▶ **Given task**:
From the data that follows, copy every line holding the string "screenshot".

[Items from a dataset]
━━━━━━━━

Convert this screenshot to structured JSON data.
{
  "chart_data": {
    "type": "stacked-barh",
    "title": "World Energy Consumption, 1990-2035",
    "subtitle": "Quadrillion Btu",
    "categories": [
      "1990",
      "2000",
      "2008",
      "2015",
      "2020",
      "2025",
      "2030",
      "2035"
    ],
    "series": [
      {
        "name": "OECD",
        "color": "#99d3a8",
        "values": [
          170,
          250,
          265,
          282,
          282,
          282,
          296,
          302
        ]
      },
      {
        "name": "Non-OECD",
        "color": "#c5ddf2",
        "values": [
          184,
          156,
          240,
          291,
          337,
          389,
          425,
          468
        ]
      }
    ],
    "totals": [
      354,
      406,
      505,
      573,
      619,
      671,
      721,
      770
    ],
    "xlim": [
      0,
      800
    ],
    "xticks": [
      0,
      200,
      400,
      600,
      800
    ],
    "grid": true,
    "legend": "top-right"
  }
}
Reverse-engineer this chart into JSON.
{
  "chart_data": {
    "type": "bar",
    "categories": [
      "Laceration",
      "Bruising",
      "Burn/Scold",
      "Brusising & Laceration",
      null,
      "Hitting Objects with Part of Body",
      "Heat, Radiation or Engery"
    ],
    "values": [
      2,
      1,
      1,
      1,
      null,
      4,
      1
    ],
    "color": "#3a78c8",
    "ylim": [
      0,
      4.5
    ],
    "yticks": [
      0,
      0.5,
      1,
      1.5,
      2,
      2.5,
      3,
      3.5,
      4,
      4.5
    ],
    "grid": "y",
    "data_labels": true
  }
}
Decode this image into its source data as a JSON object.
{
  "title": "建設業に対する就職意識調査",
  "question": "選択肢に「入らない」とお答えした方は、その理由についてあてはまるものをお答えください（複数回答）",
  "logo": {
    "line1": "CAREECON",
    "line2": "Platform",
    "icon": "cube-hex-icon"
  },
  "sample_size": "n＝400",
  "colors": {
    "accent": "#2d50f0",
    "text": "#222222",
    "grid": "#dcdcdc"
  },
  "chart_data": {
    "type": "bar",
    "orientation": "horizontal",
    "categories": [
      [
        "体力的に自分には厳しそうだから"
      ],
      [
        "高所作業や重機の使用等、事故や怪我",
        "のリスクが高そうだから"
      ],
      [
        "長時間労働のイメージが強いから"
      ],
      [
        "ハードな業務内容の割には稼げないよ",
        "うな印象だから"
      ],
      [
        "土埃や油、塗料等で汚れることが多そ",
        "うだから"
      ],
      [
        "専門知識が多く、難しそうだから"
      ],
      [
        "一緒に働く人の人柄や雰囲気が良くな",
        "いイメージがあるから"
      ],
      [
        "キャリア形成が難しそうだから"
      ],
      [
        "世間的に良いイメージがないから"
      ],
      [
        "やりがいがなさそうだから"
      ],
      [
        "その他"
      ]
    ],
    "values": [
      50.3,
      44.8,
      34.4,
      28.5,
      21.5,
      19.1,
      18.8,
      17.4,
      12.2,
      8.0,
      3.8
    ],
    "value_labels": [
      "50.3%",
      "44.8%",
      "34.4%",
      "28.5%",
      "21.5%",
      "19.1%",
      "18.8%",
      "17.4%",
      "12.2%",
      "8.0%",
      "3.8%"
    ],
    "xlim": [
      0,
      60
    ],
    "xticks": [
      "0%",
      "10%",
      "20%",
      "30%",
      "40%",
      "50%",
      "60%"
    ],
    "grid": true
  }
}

━━━━━━━━

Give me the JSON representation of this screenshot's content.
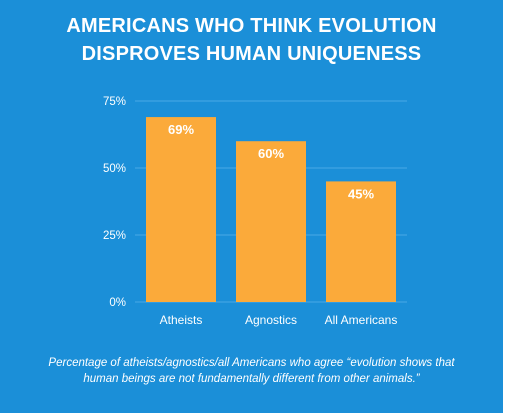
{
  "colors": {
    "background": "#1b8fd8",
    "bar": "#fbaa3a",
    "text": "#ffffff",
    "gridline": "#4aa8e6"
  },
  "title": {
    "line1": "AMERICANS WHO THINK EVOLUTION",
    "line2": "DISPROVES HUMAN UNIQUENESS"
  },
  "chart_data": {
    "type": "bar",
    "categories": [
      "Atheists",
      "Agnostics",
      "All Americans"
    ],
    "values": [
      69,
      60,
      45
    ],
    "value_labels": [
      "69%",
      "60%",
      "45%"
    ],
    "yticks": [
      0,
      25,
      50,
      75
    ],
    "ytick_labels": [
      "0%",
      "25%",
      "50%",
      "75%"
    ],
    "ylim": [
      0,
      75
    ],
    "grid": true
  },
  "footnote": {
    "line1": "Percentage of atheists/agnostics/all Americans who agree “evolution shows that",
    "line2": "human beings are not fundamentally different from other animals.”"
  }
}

━━━━━━━━

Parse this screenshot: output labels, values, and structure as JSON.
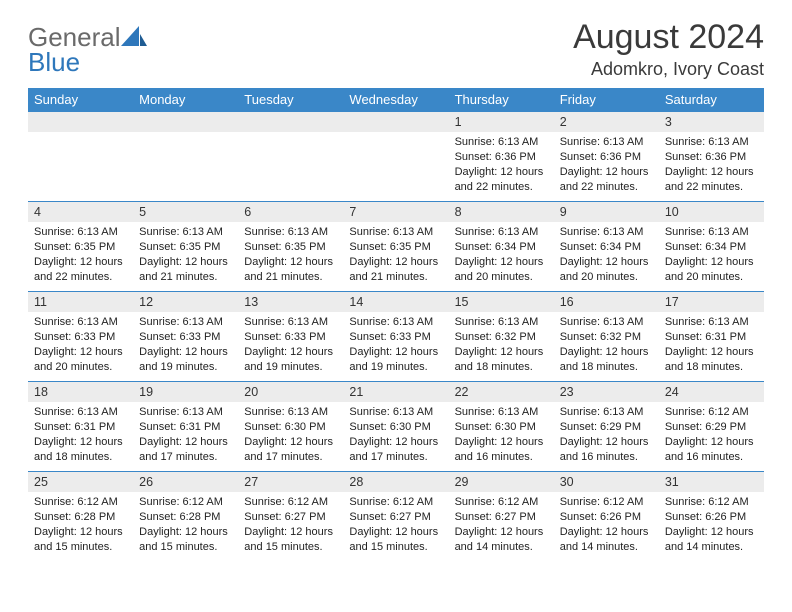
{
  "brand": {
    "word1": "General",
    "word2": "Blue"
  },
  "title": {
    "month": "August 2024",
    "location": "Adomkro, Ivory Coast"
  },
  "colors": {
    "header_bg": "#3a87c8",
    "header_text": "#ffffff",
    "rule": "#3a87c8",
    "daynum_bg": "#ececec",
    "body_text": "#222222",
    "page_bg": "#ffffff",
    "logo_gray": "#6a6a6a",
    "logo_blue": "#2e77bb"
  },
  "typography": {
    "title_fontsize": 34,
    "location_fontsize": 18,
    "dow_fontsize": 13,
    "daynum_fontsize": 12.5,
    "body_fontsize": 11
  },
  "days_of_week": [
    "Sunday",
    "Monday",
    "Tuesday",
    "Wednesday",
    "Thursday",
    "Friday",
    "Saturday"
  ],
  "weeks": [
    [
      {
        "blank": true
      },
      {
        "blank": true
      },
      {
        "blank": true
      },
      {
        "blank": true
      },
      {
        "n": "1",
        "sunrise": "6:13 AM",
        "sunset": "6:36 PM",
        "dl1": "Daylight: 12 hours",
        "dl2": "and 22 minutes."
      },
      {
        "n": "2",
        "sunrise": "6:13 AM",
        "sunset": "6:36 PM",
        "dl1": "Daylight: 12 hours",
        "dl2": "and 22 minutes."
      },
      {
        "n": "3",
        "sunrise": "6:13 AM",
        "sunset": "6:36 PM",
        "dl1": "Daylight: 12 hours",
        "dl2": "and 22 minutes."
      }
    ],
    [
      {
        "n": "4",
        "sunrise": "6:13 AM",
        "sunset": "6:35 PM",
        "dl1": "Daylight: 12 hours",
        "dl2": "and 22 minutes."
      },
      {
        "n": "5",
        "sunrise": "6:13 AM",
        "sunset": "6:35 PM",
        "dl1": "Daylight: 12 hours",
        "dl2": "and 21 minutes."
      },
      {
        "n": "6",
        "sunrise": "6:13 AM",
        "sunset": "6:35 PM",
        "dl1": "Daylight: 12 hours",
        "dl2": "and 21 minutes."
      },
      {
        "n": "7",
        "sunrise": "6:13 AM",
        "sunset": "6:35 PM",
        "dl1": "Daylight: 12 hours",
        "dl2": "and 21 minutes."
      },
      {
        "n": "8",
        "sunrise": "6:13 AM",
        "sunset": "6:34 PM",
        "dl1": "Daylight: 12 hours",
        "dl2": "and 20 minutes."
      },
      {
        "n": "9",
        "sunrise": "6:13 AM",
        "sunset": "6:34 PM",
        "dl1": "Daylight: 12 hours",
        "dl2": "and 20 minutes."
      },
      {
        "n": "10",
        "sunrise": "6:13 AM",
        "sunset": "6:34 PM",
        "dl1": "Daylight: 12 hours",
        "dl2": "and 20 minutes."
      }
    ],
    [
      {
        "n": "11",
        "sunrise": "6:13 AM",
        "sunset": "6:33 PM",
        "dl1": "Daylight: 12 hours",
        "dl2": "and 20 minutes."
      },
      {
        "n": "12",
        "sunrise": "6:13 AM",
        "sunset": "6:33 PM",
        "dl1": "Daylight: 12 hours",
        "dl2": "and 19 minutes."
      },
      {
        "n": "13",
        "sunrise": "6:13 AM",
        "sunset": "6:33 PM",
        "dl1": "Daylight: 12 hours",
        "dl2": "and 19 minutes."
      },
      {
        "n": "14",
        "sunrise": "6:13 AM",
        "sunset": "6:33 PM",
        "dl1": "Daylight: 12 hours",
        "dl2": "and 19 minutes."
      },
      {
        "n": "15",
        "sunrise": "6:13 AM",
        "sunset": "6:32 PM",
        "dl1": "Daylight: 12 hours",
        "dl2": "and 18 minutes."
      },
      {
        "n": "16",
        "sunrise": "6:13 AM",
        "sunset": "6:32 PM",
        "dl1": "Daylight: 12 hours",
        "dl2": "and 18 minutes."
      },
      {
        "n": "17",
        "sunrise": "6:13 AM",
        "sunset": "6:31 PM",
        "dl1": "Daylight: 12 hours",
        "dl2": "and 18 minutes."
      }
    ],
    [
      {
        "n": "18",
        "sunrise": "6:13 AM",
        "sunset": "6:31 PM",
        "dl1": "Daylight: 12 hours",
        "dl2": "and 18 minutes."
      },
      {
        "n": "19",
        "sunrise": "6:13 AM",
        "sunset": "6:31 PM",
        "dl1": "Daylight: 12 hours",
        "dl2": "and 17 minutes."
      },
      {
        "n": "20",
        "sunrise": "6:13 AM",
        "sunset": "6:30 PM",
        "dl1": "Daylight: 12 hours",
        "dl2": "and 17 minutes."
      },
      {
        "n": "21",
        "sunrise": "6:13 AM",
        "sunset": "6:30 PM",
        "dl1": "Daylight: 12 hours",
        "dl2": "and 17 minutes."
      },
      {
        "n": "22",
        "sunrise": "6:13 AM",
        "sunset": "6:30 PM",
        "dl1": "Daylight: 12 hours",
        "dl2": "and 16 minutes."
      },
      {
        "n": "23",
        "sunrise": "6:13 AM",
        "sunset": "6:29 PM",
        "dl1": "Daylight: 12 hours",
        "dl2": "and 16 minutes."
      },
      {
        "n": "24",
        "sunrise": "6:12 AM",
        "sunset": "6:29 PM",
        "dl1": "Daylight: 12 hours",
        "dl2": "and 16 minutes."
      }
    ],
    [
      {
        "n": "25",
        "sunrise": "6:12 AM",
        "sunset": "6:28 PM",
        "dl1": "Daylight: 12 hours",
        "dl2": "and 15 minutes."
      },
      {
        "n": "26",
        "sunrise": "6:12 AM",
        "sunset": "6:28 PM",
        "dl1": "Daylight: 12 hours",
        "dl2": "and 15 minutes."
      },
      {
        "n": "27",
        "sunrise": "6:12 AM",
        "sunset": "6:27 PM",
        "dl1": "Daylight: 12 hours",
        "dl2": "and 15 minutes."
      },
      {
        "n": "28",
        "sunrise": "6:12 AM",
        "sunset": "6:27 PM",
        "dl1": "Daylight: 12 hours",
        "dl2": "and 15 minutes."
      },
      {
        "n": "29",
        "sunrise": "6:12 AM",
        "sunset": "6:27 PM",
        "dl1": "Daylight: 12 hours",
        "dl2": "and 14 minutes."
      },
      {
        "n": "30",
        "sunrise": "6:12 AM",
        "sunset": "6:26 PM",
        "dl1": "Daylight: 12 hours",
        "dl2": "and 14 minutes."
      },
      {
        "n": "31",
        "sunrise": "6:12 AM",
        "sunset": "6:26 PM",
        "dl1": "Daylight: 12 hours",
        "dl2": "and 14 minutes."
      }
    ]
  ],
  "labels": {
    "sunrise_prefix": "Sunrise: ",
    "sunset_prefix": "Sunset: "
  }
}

━━━━━━━━

▶ **Expected output**:
Convert this screenshot to structured JSON data.
Give me the JSON representation of this screenshot's content.
Parse this screenshot: output labels, values, and structure as JSON.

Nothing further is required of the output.